| SHORT EXERCISE |
Locate every line below that contains the word "Normal", and copy each of those lines in full.

-- start --

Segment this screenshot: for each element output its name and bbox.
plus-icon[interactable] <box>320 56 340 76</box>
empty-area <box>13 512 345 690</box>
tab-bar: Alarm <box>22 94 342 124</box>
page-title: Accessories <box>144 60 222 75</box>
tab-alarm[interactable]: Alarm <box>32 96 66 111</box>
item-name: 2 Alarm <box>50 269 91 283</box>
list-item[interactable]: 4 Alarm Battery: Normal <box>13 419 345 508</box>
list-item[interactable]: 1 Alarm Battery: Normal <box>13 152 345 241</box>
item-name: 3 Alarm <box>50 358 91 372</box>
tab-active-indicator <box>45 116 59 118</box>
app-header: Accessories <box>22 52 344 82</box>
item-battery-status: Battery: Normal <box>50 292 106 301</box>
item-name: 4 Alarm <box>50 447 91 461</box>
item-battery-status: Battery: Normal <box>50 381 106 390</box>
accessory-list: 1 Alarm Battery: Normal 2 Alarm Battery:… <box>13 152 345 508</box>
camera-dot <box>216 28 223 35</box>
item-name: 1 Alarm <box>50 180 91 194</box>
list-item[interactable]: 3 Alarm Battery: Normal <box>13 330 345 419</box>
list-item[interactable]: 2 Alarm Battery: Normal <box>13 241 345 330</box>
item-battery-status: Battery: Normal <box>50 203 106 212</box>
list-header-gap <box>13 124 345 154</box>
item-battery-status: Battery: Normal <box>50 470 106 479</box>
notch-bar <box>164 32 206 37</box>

-- end --

| PROBLEM SOLUTION |
list-item[interactable]: 4 Alarm Battery: Normal <box>13 419 345 508</box>
list-item[interactable]: 1 Alarm Battery: Normal <box>13 152 345 241</box>
item-battery-status: Battery: Normal <box>50 292 106 301</box>
item-battery-status: Battery: Normal <box>50 381 106 390</box>
accessory-list: 1 Alarm Battery: Normal 2 Alarm Battery:… <box>13 152 345 508</box>
list-item[interactable]: 3 Alarm Battery: Normal <box>13 330 345 419</box>
list-item[interactable]: 2 Alarm Battery: Normal <box>13 241 345 330</box>
item-battery-status: Battery: Normal <box>50 203 106 212</box>
item-battery-status: Battery: Normal <box>50 470 106 479</box>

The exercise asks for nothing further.